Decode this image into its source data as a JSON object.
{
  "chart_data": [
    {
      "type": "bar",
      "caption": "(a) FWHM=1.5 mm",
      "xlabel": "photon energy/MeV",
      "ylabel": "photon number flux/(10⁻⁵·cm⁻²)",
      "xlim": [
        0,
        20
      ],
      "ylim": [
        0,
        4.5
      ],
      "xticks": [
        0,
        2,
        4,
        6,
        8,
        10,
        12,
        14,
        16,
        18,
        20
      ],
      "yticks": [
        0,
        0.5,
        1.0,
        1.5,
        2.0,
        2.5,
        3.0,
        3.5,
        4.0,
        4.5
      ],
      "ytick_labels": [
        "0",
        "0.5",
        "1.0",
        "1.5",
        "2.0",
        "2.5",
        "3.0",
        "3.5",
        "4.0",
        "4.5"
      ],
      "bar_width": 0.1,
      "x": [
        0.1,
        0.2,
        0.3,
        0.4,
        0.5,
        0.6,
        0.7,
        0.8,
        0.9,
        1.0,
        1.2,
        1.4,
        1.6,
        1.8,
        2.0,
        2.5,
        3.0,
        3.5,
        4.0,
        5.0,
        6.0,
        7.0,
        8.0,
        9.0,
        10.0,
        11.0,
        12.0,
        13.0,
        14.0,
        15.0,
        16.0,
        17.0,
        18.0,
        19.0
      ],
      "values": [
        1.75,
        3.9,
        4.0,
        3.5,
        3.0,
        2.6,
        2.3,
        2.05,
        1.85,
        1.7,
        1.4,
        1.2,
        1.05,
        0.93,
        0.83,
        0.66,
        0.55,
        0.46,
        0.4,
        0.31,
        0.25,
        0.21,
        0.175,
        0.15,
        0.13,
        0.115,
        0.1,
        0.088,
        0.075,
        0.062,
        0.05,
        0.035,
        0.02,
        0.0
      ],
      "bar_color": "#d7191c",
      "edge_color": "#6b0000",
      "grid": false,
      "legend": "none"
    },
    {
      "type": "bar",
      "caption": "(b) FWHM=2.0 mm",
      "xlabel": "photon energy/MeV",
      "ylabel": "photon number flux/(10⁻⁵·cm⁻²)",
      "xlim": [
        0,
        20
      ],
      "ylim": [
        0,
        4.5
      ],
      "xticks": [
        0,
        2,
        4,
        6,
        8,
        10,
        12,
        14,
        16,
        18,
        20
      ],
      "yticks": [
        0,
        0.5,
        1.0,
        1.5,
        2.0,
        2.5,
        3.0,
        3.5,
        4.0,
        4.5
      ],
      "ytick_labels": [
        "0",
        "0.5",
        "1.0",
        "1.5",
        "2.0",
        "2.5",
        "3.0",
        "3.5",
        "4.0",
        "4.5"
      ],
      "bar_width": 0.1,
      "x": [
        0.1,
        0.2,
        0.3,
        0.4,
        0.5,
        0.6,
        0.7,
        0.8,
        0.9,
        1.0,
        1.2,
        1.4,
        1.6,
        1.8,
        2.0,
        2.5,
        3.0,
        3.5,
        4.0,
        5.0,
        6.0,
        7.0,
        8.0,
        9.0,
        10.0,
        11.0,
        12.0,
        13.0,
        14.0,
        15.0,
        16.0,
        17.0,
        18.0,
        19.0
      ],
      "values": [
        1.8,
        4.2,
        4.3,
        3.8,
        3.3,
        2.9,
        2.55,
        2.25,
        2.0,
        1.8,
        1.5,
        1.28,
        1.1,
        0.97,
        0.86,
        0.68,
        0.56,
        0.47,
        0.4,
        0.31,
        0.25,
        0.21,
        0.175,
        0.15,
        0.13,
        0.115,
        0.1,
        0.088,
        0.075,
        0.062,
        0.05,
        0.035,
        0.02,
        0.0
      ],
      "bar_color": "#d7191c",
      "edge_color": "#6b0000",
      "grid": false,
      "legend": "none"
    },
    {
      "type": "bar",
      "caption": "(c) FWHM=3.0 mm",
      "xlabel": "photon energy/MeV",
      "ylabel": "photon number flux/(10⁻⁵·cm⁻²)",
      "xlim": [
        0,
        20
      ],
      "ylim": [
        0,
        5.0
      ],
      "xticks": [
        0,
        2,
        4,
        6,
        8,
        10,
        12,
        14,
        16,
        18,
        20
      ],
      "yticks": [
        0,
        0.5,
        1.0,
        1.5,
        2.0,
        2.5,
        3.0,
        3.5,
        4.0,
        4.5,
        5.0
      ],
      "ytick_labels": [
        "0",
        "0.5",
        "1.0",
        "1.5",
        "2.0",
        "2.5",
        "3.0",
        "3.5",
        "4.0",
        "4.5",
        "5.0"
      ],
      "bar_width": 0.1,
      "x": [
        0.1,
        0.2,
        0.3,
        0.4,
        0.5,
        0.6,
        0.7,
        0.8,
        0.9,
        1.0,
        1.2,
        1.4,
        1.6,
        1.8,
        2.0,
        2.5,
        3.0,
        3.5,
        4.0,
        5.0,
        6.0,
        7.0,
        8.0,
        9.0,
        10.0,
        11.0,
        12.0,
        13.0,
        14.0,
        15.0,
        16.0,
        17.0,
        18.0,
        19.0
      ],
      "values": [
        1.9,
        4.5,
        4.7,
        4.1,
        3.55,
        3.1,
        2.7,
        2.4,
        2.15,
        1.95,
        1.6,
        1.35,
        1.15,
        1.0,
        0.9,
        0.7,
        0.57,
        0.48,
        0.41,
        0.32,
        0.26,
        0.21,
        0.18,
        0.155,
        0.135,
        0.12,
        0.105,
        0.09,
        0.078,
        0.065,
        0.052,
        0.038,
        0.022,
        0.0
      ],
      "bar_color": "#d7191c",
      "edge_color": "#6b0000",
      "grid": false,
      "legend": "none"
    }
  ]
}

◇ ◇ ◇

- [What the task asks]:
Retype every record above exactly as it appears.

- [Final result]:
Decode this image into its source data as a JSON object.
{
  "chart_data": [
    {
      "type": "bar",
      "caption": "(a) FWHM=1.5 mm",
      "xlabel": "photon energy/MeV",
      "ylabel": "photon number flux/(10⁻⁵·cm⁻²)",
      "xlim": [
        0,
        20
      ],
      "ylim": [
        0,
        4.5
      ],
      "xticks": [
        0,
        2,
        4,
        6,
        8,
        10,
        12,
        14,
        16,
        18,
        20
      ],
      "yticks": [
        0,
        0.5,
        1.0,
        1.5,
        2.0,
        2.5,
        3.0,
        3.5,
        4.0,
        4.5
      ],
      "ytick_labels": [
        "0",
        "0.5",
        "1.0",
        "1.5",
        "2.0",
        "2.5",
        "3.0",
        "3.5",
        "4.0",
        "4.5"
      ],
      "bar_width": 0.1,
      "x": [
        0.1,
        0.2,
        0.3,
        0.4,
        0.5,
        0.6,
        0.7,
        0.8,
        0.9,
        1.0,
        1.2,
        1.4,
        1.6,
        1.8,
        2.0,
        2.5,
        3.0,
        3.5,
        4.0,
        5.0,
        6.0,
        7.0,
        8.0,
        9.0,
        10.0,
        11.0,
        12.0,
        13.0,
        14.0,
        15.0,
        16.0,
        17.0,
        18.0,
        19.0
      ],
      "values": [
        1.75,
        3.9,
        4.0,
        3.5,
        3.0,
        2.6,
        2.3,
        2.05,
        1.85,
        1.7,
        1.4,
        1.2,
        1.05,
        0.93,
        0.83,
        0.66,
        0.55,
        0.46,
        0.4,
        0.31,
        0.25,
        0.21,
        0.175,
        0.15,
        0.13,
        0.115,
        0.1,
        0.088,
        0.075,
        0.062,
        0.05,
        0.035,
        0.02,
        0.0
      ],
      "bar_color": "#d7191c",
      "edge_color": "#6b0000",
      "grid": false,
      "legend": "none"
    },
    {
      "type": "bar",
      "caption": "(b) FWHM=2.0 mm",
      "xlabel": "photon energy/MeV",
      "ylabel": "photon number flux/(10⁻⁵·cm⁻²)",
      "xlim": [
        0,
        20
      ],
      "ylim": [
        0,
        4.5
      ],
      "xticks": [
        0,
        2,
        4,
        6,
        8,
        10,
        12,
        14,
        16,
        18,
        20
      ],
      "yticks": [
        0,
        0.5,
        1.0,
        1.5,
        2.0,
        2.5,
        3.0,
        3.5,
        4.0,
        4.5
      ],
      "ytick_labels": [
        "0",
        "0.5",
        "1.0",
        "1.5",
        "2.0",
        "2.5",
        "3.0",
        "3.5",
        "4.0",
        "4.5"
      ],
      "bar_width": 0.1,
      "x": [
        0.1,
        0.2,
        0.3,
        0.4,
        0.5,
        0.6,
        0.7,
        0.8,
        0.9,
        1.0,
        1.2,
        1.4,
        1.6,
        1.8,
        2.0,
        2.5,
        3.0,
        3.5,
        4.0,
        5.0,
        6.0,
        7.0,
        8.0,
        9.0,
        10.0,
        11.0,
        12.0,
        13.0,
        14.0,
        15.0,
        16.0,
        17.0,
        18.0,
        19.0
      ],
      "values": [
        1.8,
        4.2,
        4.3,
        3.8,
        3.3,
        2.9,
        2.55,
        2.25,
        2.0,
        1.8,
        1.5,
        1.28,
        1.1,
        0.97,
        0.86,
        0.68,
        0.56,
        0.47,
        0.4,
        0.31,
        0.25,
        0.21,
        0.175,
        0.15,
        0.13,
        0.115,
        0.1,
        0.088,
        0.075,
        0.062,
        0.05,
        0.035,
        0.02,
        0.0
      ],
      "bar_color": "#d7191c",
      "edge_color": "#6b0000",
      "grid": false,
      "legend": "none"
    },
    {
      "type": "bar",
      "caption": "(c) FWHM=3.0 mm",
      "xlabel": "photon energy/MeV",
      "ylabel": "photon number flux/(10⁻⁵·cm⁻²)",
      "xlim": [
        0,
        20
      ],
      "ylim": [
        0,
        5.0
      ],
      "xticks": [
        0,
        2,
        4,
        6,
        8,
        10,
        12,
        14,
        16,
        18,
        20
      ],
      "yticks": [
        0,
        0.5,
        1.0,
        1.5,
        2.0,
        2.5,
        3.0,
        3.5,
        4.0,
        4.5,
        5.0
      ],
      "ytick_labels": [
        "0",
        "0.5",
        "1.0",
        "1.5",
        "2.0",
        "2.5",
        "3.0",
        "3.5",
        "4.0",
        "4.5",
        "5.0"
      ],
      "bar_width": 0.1,
      "x": [
        0.1,
        0.2,
        0.3,
        0.4,
        0.5,
        0.6,
        0.7,
        0.8,
        0.9,
        1.0,
        1.2,
        1.4,
        1.6,
        1.8,
        2.0,
        2.5,
        3.0,
        3.5,
        4.0,
        5.0,
        6.0,
        7.0,
        8.0,
        9.0,
        10.0,
        11.0,
        12.0,
        13.0,
        14.0,
        15.0,
        16.0,
        17.0,
        18.0,
        19.0
      ],
      "values": [
        1.9,
        4.5,
        4.7,
        4.1,
        3.55,
        3.1,
        2.7,
        2.4,
        2.15,
        1.95,
        1.6,
        1.35,
        1.15,
        1.0,
        0.9,
        0.7,
        0.57,
        0.48,
        0.41,
        0.32,
        0.26,
        0.21,
        0.18,
        0.155,
        0.135,
        0.12,
        0.105,
        0.09,
        0.078,
        0.065,
        0.052,
        0.038,
        0.022,
        0.0
      ],
      "bar_color": "#d7191c",
      "edge_color": "#6b0000",
      "grid": false,
      "legend": "none"
    }
  ]
}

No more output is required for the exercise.